== STATED GOAL A ==
In the entries, substitute "lecture.example.org" for "uio.cloud.panopto.eu" throughout the lines between the one holding "traffic-lights[interactable] [50, 44, 102, 56]" and the one holding "url-text: uio.cloud.panopto.eu [587, 43, 709, 58]", inclusive. Return only those lines, with everything else left as it is.

We had a thread on this once before:

http://www.puritanboard.com/showthread.php/26565-UnderAge-Marriage?highlight=consent


----------



## Unoriginalname (Jul 5, 2015)

For a man, I would say you would have to be old enough (and in the right position) to support a spouse.


----------



## Miss Marple (Jul 6, 2015)

Since marriage is to be between a MAN and a WOMAN it stands only to reason the they can't be prepubescent. I can't believe that's even being referenced.

Other than that it seems to me Scripture gives no particular age.


----------



## chuckd (Jul 6, 2015)

alexamasan said:


> Does the bible set a minimum age in order to get married? How young is too young to get married biblically?
> 
> I've heard many use the verse in Numbers where only those who are under age 20 will see the promise land and use that at an age of accountability. That seems to make sense, but does mean that 18 year olds marrying is sinful? In many cultures, it is normal for them to have people in their 20's, 30's, and older marrying prepubescent children. Is there anything wrong with this biblically? What do you guys think the bible says about marriage and age?



Too young is childhood.
1 Cor. 7:36 But if any man thinks he is behaving improperly toward his virgin, *if she is past the flower of youth*, and thus it must be, let him do what he wishes. He does not sin; let them marry.

== STATED GOAL B ==
In the forum thread on marriage age, why does Miss Marple say the people marrying can't be prepubescent?

== INFORMATION SHOWN ==
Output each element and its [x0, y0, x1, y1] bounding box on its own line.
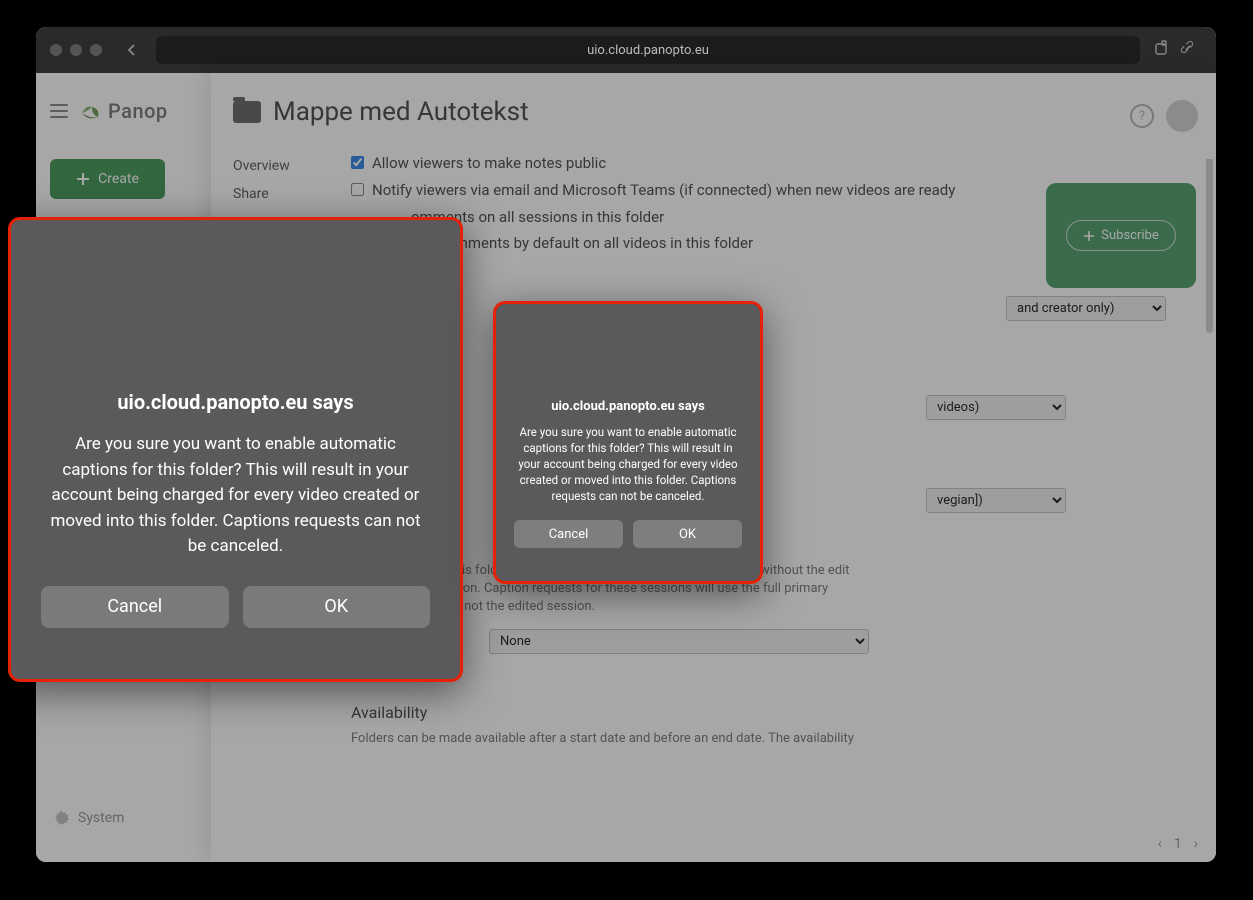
traffic-lights[interactable] [50, 44, 102, 56]
dialog-title-small: uio.cloud.panopto.eu says [551, 399, 705, 414]
link-icon[interactable] [1180, 40, 1196, 60]
dialog-cancel-button-small[interactable]: Cancel [514, 520, 623, 548]
extension-icon[interactable] [1154, 40, 1170, 60]
dialog-title: uio.cloud.panopto.eu says [117, 390, 353, 414]
browser-titlebar: uio.cloud.panopto.eu [36, 27, 1216, 73]
confirm-dialog-small: uio.cloud.panopto.eu says Are you sure y… [493, 301, 763, 584]
dialog-message-small: Are you sure you want to enable automati… [514, 424, 742, 504]
titlebar-right-icons [1154, 40, 1196, 60]
dialog-ok-button[interactable]: OK [243, 586, 431, 628]
dialog-message: Are you sure you want to enable automati… [41, 432, 430, 560]
dialog-ok-button-small[interactable]: OK [633, 520, 742, 548]
dialog-cancel-button[interactable]: Cancel [41, 586, 229, 628]
confirm-dialog-large: uio.cloud.panopto.eu says Are you sure y… [8, 217, 463, 682]
nav-back-button[interactable] [122, 40, 142, 60]
url-text: uio.cloud.panopto.eu [587, 43, 709, 58]
url-bar[interactable]: uio.cloud.panopto.eu [156, 36, 1140, 64]
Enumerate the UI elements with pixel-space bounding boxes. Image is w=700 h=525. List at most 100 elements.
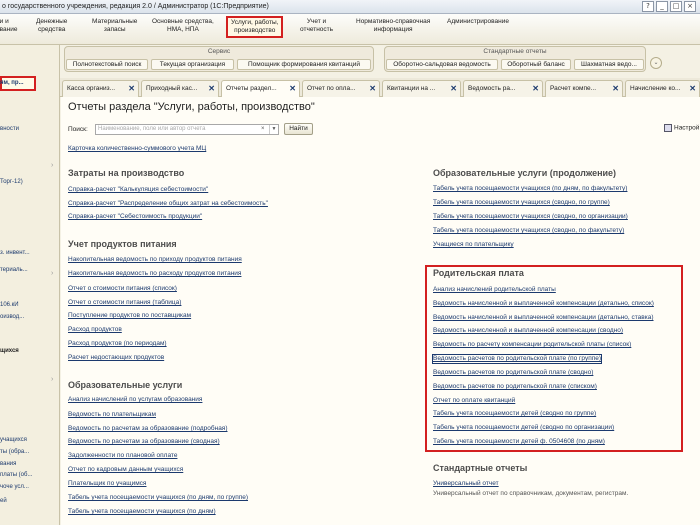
report-link[interactable]: Расчет недостающих продуктов: [68, 354, 164, 362]
close-button[interactable]: ×: [684, 1, 696, 12]
report-link[interactable]: Ведомость по плательщикам: [68, 411, 156, 419]
close-icon[interactable]: ✕: [612, 81, 619, 97]
sidebar-scroll-arrow-icon[interactable]: ›: [51, 376, 53, 383]
report-link[interactable]: Табель учета посещаемости учащихся (по д…: [68, 508, 216, 516]
report-link[interactable]: Отчет о стоимости питания (таблица): [68, 299, 181, 307]
report-link[interactable]: Справка-расчет "Распределение общих затр…: [68, 200, 268, 208]
sidebar-item[interactable]: териаль...: [0, 266, 28, 274]
report-link[interactable]: Отчет по оплате квитанций: [433, 397, 515, 405]
sidebar-item[interactable]: Торг-12): [0, 178, 23, 186]
report-link[interactable]: Табель учета посещаемости учащихся (по д…: [68, 494, 248, 502]
sidebar-item[interactable]: ей: [0, 497, 7, 505]
report-link[interactable]: Табель учета посещаемости учащихся (свод…: [433, 227, 624, 235]
report-link[interactable]: Анализ начислений родительской платы: [433, 286, 556, 294]
report-link[interactable]: Отчет о стоимости питания (список): [68, 285, 177, 293]
current-org-button[interactable]: Текущая организация: [151, 59, 234, 70]
menu-item-reference[interactable]: Нормативно-справочная информация: [356, 18, 430, 34]
dropdown-arrow-icon[interactable]: ▼: [269, 125, 278, 134]
sidebar-item[interactable]: вания: [0, 460, 16, 468]
maximize-button[interactable]: □: [670, 1, 682, 12]
report-link[interactable]: Карточка количественно-суммового учета М…: [68, 145, 206, 153]
find-button[interactable]: Найти: [284, 123, 313, 135]
open-tab[interactable]: Приходный кас... ✕: [141, 80, 219, 97]
menu-item-fixed-assets[interactable]: Основные средства, НМА, НПА: [152, 18, 214, 34]
sidebar-item[interactable]: оизвод...: [0, 313, 24, 321]
report-link[interactable]: Учащиеся по плательщику: [433, 241, 514, 249]
menu-item-truncated[interactable]: ии и ование: [0, 18, 17, 34]
report-link[interactable]: Справка-расчет "Калькуляция себестоимост…: [68, 186, 208, 194]
report-link[interactable]: Расход продуктов (по периодам): [68, 340, 167, 348]
report-link[interactable]: Расход продуктов: [68, 326, 122, 334]
close-icon[interactable]: ✕: [532, 81, 539, 97]
clear-icon[interactable]: ×: [261, 125, 268, 134]
minimize-button[interactable]: _: [656, 1, 668, 12]
open-tab-label: Ведомость ра...: [468, 85, 516, 92]
sidebar-item[interactable]: вности: [0, 125, 19, 133]
open-tab-label: Отчеты раздел...: [226, 85, 277, 92]
report-link[interactable]: Табель учета посещаемости учащихся (по д…: [433, 185, 627, 193]
report-link[interactable]: Ведомость расчетов по родительской плате…: [433, 383, 597, 391]
report-link[interactable]: Табель учета посещаемости учащихся (свод…: [433, 199, 610, 207]
open-tab[interactable]: Касса организ... ✕: [62, 80, 139, 97]
sidebar-item[interactable]: платы (об...: [0, 471, 32, 479]
close-icon[interactable]: ✕: [369, 81, 376, 97]
report-link[interactable]: Табель учета посещаемости учащихся (свод…: [433, 213, 628, 221]
report-link[interactable]: Отчет по кадровым данным учащихся: [68, 466, 183, 474]
report-link[interactable]: Плательщик по учащимся: [68, 480, 146, 488]
open-tab[interactable]: Квитанции на ... ✕: [382, 80, 461, 97]
menu-item-money[interactable]: Денежные средства: [36, 18, 67, 34]
menu-item-admin[interactable]: Администрирование: [447, 18, 509, 26]
sidebar-item-active[interactable]: ям, пр...: [0, 79, 24, 87]
sidebar-item[interactable]: 106.кИ: [0, 301, 19, 309]
report-link[interactable]: Ведомость по расчетам за образование (св…: [68, 438, 220, 446]
report-link[interactable]: Ведомость по расчетам за образование (по…: [68, 425, 228, 433]
menu-item-materials[interactable]: Материальные запасы: [92, 18, 137, 34]
sidebar-scroll-arrow-icon[interactable]: ›: [51, 162, 53, 169]
section-title-edu-cont: Образовательные услуги (продолжение): [433, 168, 617, 178]
chess-sheet-button[interactable]: Шахматная ведо...: [574, 59, 644, 70]
sidebar-item[interactable]: учащихся: [0, 436, 27, 444]
report-link[interactable]: Табель учета посещаемости детей (сводно …: [433, 410, 596, 418]
sidebar-item[interactable]: ты (обра...: [0, 448, 29, 456]
open-tab[interactable]: Ведомость ра... ✕: [463, 80, 543, 97]
report-link[interactable]: Ведомость расчетов по родительской плате…: [433, 369, 593, 377]
report-link-selected[interactable]: Ведомость расчетов по родительской плате…: [431, 354, 603, 364]
report-link[interactable]: Анализ начислений по услугам образования: [68, 396, 202, 404]
close-icon[interactable]: ✕: [208, 81, 215, 97]
open-tab-active[interactable]: Отчеты раздел... ✕: [221, 80, 300, 98]
window-titlebar: о государственного учреждения, редакция …: [0, 0, 700, 14]
report-link[interactable]: Справка-расчет "Себестоимость продукции": [68, 213, 202, 221]
settings-button[interactable]: Настрой: [664, 124, 699, 132]
close-icon[interactable]: ✕: [450, 81, 457, 97]
open-tab[interactable]: Начисление ко... ✕: [625, 80, 700, 97]
report-link[interactable]: Ведомость начисленной и выплаченной комп…: [433, 300, 654, 308]
turnover-sheet-button[interactable]: Оборотно-сальдовая ведомость: [386, 59, 498, 70]
search-input[interactable]: Наименование, поле или автор отчета × ▼: [95, 124, 279, 135]
report-link[interactable]: Накопительная ведомость по приходу проду…: [68, 256, 242, 264]
report-link[interactable]: Накопительная ведомость по расходу проду…: [68, 270, 241, 278]
receipt-helper-button[interactable]: Помощник формирования квитанций: [237, 59, 371, 70]
menu-item-accounting[interactable]: Учет и отчетность: [300, 18, 333, 34]
report-link[interactable]: Табель учета посещаемости детей (сводно …: [433, 424, 614, 432]
help-button[interactable]: ?: [642, 1, 654, 12]
close-icon[interactable]: ✕: [128, 81, 135, 97]
report-link[interactable]: Ведомость начисленной и выплаченной комп…: [433, 327, 623, 335]
open-tab[interactable]: Расчет компе... ✕: [545, 80, 623, 97]
open-tab-label: Приходный кас...: [146, 85, 198, 92]
sidebar-item[interactable]: з. инвент...: [0, 249, 30, 257]
fulltext-search-button[interactable]: Полнотекстовый поиск: [66, 59, 148, 70]
close-icon[interactable]: ✕: [289, 81, 296, 97]
menu-item-services[interactable]: Услуги, работы, производство: [226, 16, 284, 38]
report-link[interactable]: Универсальный отчет: [433, 480, 499, 488]
chevron-down-icon[interactable]: ⌄: [650, 57, 662, 69]
sidebar-scroll-arrow-icon[interactable]: ›: [51, 270, 53, 277]
turnover-balance-button[interactable]: Оборотный баланс: [501, 59, 571, 70]
report-link[interactable]: Ведомость по расчету компенсации родител…: [433, 341, 631, 349]
report-link[interactable]: Задолженности по плановой оплате: [68, 452, 177, 460]
close-icon[interactable]: ✕: [689, 81, 696, 97]
report-link[interactable]: Табель учета посещаемости детей ф. 05046…: [433, 438, 605, 446]
open-tab[interactable]: Отчет по опла... ✕: [302, 80, 380, 97]
report-link[interactable]: Поступление продуктов по поставщикам: [68, 312, 191, 320]
report-link[interactable]: Ведомость начисленной и выплаченной комп…: [433, 314, 654, 322]
sidebar-item[interactable]: чоче усл...: [0, 483, 29, 491]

== SOLUTION A ==
traffic-lights[interactable] [50, 44, 102, 56]
dialog-title-small: lecture.example.org says [551, 399, 705, 414]
link-icon[interactable] [1180, 40, 1196, 60]
dialog-cancel-button-small[interactable]: Cancel [514, 520, 623, 548]
extension-icon[interactable] [1154, 40, 1170, 60]
dialog-title: lecture.example.org says [117, 390, 353, 414]
browser-titlebar: lecture.example.org [36, 27, 1216, 73]
confirm-dialog-small: lecture.example.org says Are you sure y… [493, 301, 763, 584]
dialog-message-small: Are you sure you want to enable automati… [514, 424, 742, 504]
titlebar-right-icons [1154, 40, 1196, 60]
dialog-ok-button[interactable]: OK [243, 586, 431, 628]
dialog-message: Are you sure you want to enable automati… [41, 432, 430, 560]
dialog-ok-button-small[interactable]: OK [633, 520, 742, 548]
dialog-cancel-button[interactable]: Cancel [41, 586, 229, 628]
confirm-dialog-large: lecture.example.org says Are you sure y… [8, 217, 463, 682]
nav-back-button[interactable] [122, 40, 142, 60]
url-text: lecture.example.org [587, 43, 709, 58]

== SOLUTION B ==
She says marriage is meant to be between a man and a woman. So it follows that the two people can't be prepubescent.